EXERCISE DETAILS => Every line of the records below should be restated exactly.

[Dataset items]
· · · · · · ·
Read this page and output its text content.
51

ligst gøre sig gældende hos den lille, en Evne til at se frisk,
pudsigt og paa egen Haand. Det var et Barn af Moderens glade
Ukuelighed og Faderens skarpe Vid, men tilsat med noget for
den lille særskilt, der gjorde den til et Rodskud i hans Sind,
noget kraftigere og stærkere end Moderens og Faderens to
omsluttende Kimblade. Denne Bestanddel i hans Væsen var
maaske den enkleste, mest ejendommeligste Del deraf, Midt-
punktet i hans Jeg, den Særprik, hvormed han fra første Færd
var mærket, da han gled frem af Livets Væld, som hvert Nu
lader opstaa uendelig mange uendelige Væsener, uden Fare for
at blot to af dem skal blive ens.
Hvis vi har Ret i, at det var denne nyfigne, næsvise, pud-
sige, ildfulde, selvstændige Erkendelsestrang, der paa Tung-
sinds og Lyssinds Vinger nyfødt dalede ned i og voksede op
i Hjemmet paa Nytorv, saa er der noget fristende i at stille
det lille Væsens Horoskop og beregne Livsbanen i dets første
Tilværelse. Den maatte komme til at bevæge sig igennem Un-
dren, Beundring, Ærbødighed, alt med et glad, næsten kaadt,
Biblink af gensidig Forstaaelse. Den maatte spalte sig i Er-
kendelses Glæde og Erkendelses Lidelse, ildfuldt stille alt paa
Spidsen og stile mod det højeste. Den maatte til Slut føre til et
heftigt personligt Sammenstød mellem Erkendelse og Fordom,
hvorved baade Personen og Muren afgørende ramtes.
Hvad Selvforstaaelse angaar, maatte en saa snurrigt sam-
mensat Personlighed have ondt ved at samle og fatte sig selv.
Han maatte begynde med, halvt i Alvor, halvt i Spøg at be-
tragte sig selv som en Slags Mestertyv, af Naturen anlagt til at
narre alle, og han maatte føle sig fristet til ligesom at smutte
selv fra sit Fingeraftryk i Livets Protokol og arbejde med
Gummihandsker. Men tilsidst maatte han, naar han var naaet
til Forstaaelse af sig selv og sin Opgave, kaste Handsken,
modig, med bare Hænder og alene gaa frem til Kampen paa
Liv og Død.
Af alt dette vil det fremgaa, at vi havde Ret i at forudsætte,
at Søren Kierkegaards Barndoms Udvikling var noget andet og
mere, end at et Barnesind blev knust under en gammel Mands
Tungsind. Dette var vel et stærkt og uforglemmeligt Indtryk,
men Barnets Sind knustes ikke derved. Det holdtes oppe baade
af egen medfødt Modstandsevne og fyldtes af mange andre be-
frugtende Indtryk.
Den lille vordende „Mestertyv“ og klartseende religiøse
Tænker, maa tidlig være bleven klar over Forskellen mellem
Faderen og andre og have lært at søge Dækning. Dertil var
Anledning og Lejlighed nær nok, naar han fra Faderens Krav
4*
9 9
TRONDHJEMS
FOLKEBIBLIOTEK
· · · · · · ·
SOLVED PROBLEM =>
Read this page and output its text content.
51

ligst gøre sig gældende hos den lille, en Evne til at se frisk,
pudsigt og paa egen Haand. Det var et Barn af Moderens glade
Ukuelighed og Faderens skarpe Vid, men tilsat med noget for
den lille særskilt, der gjorde den til et Rodskud i hans Sind,
noget kraftigere og stærkere end Moderens og Faderens to
omsluttende Kimblade. Denne Bestanddel i hans Væsen var
maaske den enkleste, mest ejendommeligste Del deraf, Midt-
punktet i hans Jeg, den Særprik, hvormed han fra første Færd
var mærket, da han gled frem af Livets Væld, som hvert Nu
lader opstaa uendelig mange uendelige Væsener, uden Fare for
at blot to af dem skal blive ens.
Hvis vi har Ret i, at det var denne nyfigne, næsvise, pud-
sige, ildfulde, selvstændige Erkendelsestrang, der paa Tung-
sinds og Lyssinds Vinger nyfødt dalede ned i og voksede op
i Hjemmet paa Nytorv, saa er der noget fristende i at stille
det lille Væsens Horoskop og beregne Livsbanen i dets første
Tilværelse. Den maatte komme til at bevæge sig igennem Un-
dren, Beundring, Ærbødighed, alt med et glad, næsten kaadt,
Biblink af gensidig Forstaaelse. Den maatte spalte sig i Er-
kendelses Glæde og Erkendelses Lidelse, ildfuldt stille alt paa
Spidsen og stile mod det højeste. Den maatte til Slut føre til et
heftigt personligt Sammenstød mellem Erkendelse og Fordom,
hvorved baade Personen og Muren afgørende ramtes.
Hvad Selvforstaaelse angaar, maatte en saa snurrigt sam-
mensat Personlighed have ondt ved at samle og fatte sig selv.
Han maatte begynde med, halvt i Alvor, halvt i Spøg at be-
tragte sig selv som en Slags Mestertyv, af Naturen anlagt til at
narre alle, og han maatte føle sig fristet til ligesom at smutte
selv fra sit Fingeraftryk i Livets Protokol og arbejde med
Gummihandsker. Men tilsidst maatte han, naar han var naaet
til Forstaaelse af sig selv og sin Opgave, kaste Handsken,
modig, med bare Hænder og alene gaa frem til Kampen paa
Liv og Død.
Af alt dette vil det fremgaa, at vi havde Ret i at forudsætte,
at Søren Kierkegaards Barndoms Udvikling var noget andet og
mere, end at et Barnesind blev knust under en gammel Mands
Tungsind. Dette var vel et stærkt og uforglemmeligt Indtryk,
men Barnets Sind knustes ikke derved. Det holdtes oppe baade
af egen medfødt Modstandsevne og fyldtes af mange andre be-
frugtende Indtryk.
Den lille vordende „Mestertyv“ og klartseende religiøse
Tænker, maa tidlig være bleven klar over Forskellen mellem
Faderen og andre og have lært at søge Dækning. Dertil var
Anledning og Lejlighed nær nok, naar han fra Faderens Krav
4*
9 9
TRONDHJEMS
FOLKEBIBLIOTEK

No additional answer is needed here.